--- Start Data for the task ---

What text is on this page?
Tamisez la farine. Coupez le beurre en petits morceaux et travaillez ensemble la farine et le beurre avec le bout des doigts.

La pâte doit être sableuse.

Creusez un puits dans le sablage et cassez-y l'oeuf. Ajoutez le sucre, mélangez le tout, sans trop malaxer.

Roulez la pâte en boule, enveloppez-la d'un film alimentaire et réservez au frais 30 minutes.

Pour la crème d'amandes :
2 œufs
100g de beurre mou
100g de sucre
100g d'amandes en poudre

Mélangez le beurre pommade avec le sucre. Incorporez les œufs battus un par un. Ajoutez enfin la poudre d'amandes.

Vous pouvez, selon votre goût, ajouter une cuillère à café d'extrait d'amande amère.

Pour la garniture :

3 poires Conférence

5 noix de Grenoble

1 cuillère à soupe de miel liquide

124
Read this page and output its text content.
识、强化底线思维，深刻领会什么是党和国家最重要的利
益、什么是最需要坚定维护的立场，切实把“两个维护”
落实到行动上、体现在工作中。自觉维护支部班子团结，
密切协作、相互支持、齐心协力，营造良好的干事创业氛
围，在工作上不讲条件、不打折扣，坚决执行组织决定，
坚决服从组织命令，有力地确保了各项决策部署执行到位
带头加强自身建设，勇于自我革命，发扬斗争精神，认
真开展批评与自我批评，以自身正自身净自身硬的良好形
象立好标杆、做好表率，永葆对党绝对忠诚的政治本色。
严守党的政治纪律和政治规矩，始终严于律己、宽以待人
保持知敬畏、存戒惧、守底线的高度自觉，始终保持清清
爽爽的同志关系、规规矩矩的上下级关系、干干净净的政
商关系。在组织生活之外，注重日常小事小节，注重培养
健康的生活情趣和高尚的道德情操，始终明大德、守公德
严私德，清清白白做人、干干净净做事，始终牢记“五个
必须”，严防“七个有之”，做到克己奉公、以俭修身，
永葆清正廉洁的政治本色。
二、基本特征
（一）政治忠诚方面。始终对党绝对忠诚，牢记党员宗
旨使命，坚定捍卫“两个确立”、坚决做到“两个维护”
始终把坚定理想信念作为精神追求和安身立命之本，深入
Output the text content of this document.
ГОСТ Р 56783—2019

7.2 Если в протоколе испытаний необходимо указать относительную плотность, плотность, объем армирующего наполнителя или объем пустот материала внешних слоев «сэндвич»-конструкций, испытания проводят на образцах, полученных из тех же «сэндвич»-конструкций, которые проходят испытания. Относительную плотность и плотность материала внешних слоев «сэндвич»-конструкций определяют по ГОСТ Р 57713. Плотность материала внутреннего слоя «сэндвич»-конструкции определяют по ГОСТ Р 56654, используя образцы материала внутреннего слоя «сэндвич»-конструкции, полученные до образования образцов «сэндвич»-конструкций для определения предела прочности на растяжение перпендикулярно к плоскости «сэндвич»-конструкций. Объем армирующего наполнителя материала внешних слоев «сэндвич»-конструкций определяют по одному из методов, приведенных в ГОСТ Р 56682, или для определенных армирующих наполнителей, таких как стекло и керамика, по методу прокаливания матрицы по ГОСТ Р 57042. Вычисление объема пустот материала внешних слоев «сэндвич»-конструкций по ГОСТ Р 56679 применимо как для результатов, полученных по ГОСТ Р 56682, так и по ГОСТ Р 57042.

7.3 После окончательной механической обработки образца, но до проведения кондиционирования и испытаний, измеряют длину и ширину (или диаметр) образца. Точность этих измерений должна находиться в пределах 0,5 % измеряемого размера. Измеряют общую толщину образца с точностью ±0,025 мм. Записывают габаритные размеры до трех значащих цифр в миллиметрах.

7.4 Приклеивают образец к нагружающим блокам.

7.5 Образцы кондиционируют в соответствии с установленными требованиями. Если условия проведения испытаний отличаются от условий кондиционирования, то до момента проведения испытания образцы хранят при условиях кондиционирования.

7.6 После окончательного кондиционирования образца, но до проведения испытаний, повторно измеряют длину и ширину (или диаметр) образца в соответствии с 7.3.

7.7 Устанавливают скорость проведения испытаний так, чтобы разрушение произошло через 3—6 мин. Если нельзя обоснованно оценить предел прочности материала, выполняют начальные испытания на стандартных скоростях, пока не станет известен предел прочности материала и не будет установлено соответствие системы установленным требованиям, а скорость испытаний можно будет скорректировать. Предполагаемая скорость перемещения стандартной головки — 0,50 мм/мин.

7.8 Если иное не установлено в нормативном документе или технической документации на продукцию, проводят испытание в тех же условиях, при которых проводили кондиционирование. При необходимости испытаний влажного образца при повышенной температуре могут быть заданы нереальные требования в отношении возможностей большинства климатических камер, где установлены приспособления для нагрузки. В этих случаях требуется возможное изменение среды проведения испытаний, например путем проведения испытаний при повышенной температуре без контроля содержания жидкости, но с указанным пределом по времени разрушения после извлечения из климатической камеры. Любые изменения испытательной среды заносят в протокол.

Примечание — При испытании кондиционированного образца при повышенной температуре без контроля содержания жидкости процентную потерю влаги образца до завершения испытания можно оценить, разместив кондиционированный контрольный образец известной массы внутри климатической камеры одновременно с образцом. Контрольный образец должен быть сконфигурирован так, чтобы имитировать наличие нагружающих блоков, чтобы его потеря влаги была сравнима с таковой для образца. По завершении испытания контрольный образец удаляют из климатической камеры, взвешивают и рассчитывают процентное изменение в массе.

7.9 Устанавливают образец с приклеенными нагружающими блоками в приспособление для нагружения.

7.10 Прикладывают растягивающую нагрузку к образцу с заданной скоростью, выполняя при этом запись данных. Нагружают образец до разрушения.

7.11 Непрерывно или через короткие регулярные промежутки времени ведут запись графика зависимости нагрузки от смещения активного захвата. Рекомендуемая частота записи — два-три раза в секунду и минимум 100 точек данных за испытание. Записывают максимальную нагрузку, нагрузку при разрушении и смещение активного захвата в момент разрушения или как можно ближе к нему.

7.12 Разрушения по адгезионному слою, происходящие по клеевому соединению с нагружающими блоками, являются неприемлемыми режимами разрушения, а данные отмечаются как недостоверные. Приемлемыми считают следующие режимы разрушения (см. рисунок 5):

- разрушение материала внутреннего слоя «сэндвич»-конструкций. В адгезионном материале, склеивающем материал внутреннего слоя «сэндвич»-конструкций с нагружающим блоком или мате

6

--- End Data for the task ---

Directions for this task = Repeat the data precisely, reproducing every entry.

Written solution =
What text is on this page?
Tamisez la farine. Coupez le beurre en petits morceaux et travaillez ensemble la farine et le beurre avec le bout des doigts.

La pâte doit être sableuse.

Creusez un puits dans le sablage et cassez-y l'oeuf. Ajoutez le sucre, mélangez le tout, sans trop malaxer.

Roulez la pâte en boule, enveloppez-la d'un film alimentaire et réservez au frais 30 minutes.

Pour la crème d'amandes :
2 œufs
100g de beurre mou
100g de sucre
100g d'amandes en poudre

Mélangez le beurre pommade avec le sucre. Incorporez les œufs battus un par un. Ajoutez enfin la poudre d'amandes.

Vous pouvez, selon votre goût, ajouter une cuillère à café d'extrait d'amande amère.

Pour la garniture :

3 poires Conférence

5 noix de Grenoble

1 cuillère à soupe de miel liquide

124
Read this page and output its text content.
识、强化底线思维，深刻领会什么是党和国家最重要的利
益、什么是最需要坚定维护的立场，切实把“两个维护”
落实到行动上、体现在工作中。自觉维护支部班子团结，
密切协作、相互支持、齐心协力，营造良好的干事创业氛
围，在工作上不讲条件、不打折扣，坚决执行组织决定，
坚决服从组织命令，有力地确保了各项决策部署执行到位
带头加强自身建设，勇于自我革命，发扬斗争精神，认
真开展批评与自我批评，以自身正自身净自身硬的良好形
象立好标杆、做好表率，永葆对党绝对忠诚的政治本色。
严守党的政治纪律和政治规矩，始终严于律己、宽以待人
保持知敬畏、存戒惧、守底线的高度自觉，始终保持清清
爽爽的同志关系、规规矩矩的上下级关系、干干净净的政
商关系。在组织生活之外，注重日常小事小节，注重培养
健康的生活情趣和高尚的道德情操，始终明大德、守公德
严私德，清清白白做人、干干净净做事，始终牢记“五个
必须”，严防“七个有之”，做到克己奉公、以俭修身，
永葆清正廉洁的政治本色。
二、基本特征
（一）政治忠诚方面。始终对党绝对忠诚，牢记党员宗
旨使命，坚定捍卫“两个确立”、坚决做到“两个维护”
始终把坚定理想信念作为精神追求和安身立命之本，深入
Output the text content of this document.
ГОСТ Р 56783—2019

7.2 Если в протоколе испытаний необходимо указать относительную плотность, плотность, объем армирующего наполнителя или объем пустот материала внешних слоев «сэндвич»-конструкций, испытания проводят на образцах, полученных из тех же «сэндвич»-конструкций, которые проходят испытания. Относительную плотность и плотность материала внешних слоев «сэндвич»-конструкций определяют по ГОСТ Р 57713. Плотность материала внутреннего слоя «сэндвич»-конструкции определяют по ГОСТ Р 56654, используя образцы материала внутреннего слоя «сэндвич»-конструкции, полученные до образования образцов «сэндвич»-конструкций для определения предела прочности на растяжение перпендикулярно к плоскости «сэндвич»-конструкций. Объем армирующего наполнителя материала внешних слоев «сэндвич»-конструкций определяют по одному из методов, приведенных в ГОСТ Р 56682, или для определенных армирующих наполнителей, таких как стекло и керамика, по методу прокаливания матрицы по ГОСТ Р 57042. Вычисление объема пустот материала внешних слоев «сэндвич»-конструкций по ГОСТ Р 56679 применимо как для результатов, полученных по ГОСТ Р 56682, так и по ГОСТ Р 57042.

7.3 После окончательной механической обработки образца, но до проведения кондиционирования и испытаний, измеряют длину и ширину (или диаметр) образца. Точность этих измерений должна находиться в пределах 0,5 % измеряемого размера. Измеряют общую толщину образца с точностью ±0,025 мм. Записывают габаритные размеры до трех значащих цифр в миллиметрах.

7.4 Приклеивают образец к нагружающим блокам.

7.5 Образцы кондиционируют в соответствии с установленными требованиями. Если условия проведения испытаний отличаются от условий кондиционирования, то до момента проведения испытания образцы хранят при условиях кондиционирования.

7.6 После окончательного кондиционирования образца, но до проведения испытаний, повторно измеряют длину и ширину (или диаметр) образца в соответствии с 7.3.

7.7 Устанавливают скорость проведения испытаний так, чтобы разрушение произошло через 3—6 мин. Если нельзя обоснованно оценить предел прочности материала, выполняют начальные испытания на стандартных скоростях, пока не станет известен предел прочности материала и не будет установлено соответствие системы установленным требованиям, а скорость испытаний можно будет скорректировать. Предполагаемая скорость перемещения стандартной головки — 0,50 мм/мин.

7.8 Если иное не установлено в нормативном документе или технической документации на продукцию, проводят испытание в тех же условиях, при которых проводили кондиционирование. При необходимости испытаний влажного образца при повышенной температуре могут быть заданы нереальные требования в отношении возможностей большинства климатических камер, где установлены приспособления для нагрузки. В этих случаях требуется возможное изменение среды проведения испытаний, например путем проведения испытаний при повышенной температуре без контроля содержания жидкости, но с указанным пределом по времени разрушения после извлечения из климатической камеры. Любые изменения испытательной среды заносят в протокол.

Примечание — При испытании кондиционированного образца при повышенной температуре без контроля содержания жидкости процентную потерю влаги образца до завершения испытания можно оценить, разместив кондиционированный контрольный образец известной массы внутри климатической камеры одновременно с образцом. Контрольный образец должен быть сконфигурирован так, чтобы имитировать наличие нагружающих блоков, чтобы его потеря влаги была сравнима с таковой для образца. По завершении испытания контрольный образец удаляют из климатической камеры, взвешивают и рассчитывают процентное изменение в массе.

7.9 Устанавливают образец с приклеенными нагружающими блоками в приспособление для нагружения.

7.10 Прикладывают растягивающую нагрузку к образцу с заданной скоростью, выполняя при этом запись данных. Нагружают образец до разрушения.

7.11 Непрерывно или через короткие регулярные промежутки времени ведут запись графика зависимости нагрузки от смещения активного захвата. Рекомендуемая частота записи — два-три раза в секунду и минимум 100 точек данных за испытание. Записывают максимальную нагрузку, нагрузку при разрушении и смещение активного захвата в момент разрушения или как можно ближе к нему.

7.12 Разрушения по адгезионному слою, происходящие по клеевому соединению с нагружающими блоками, являются неприемлемыми режимами разрушения, а данные отмечаются как недостоверные. Приемлемыми считают следующие режимы разрушения (см. рисунок 5):

- разрушение материала внутреннего слоя «сэндвич»-конструкций. В адгезионном материале, склеивающем материал внутреннего слоя «сэндвич»-конструкций с нагружающим блоком или мате

6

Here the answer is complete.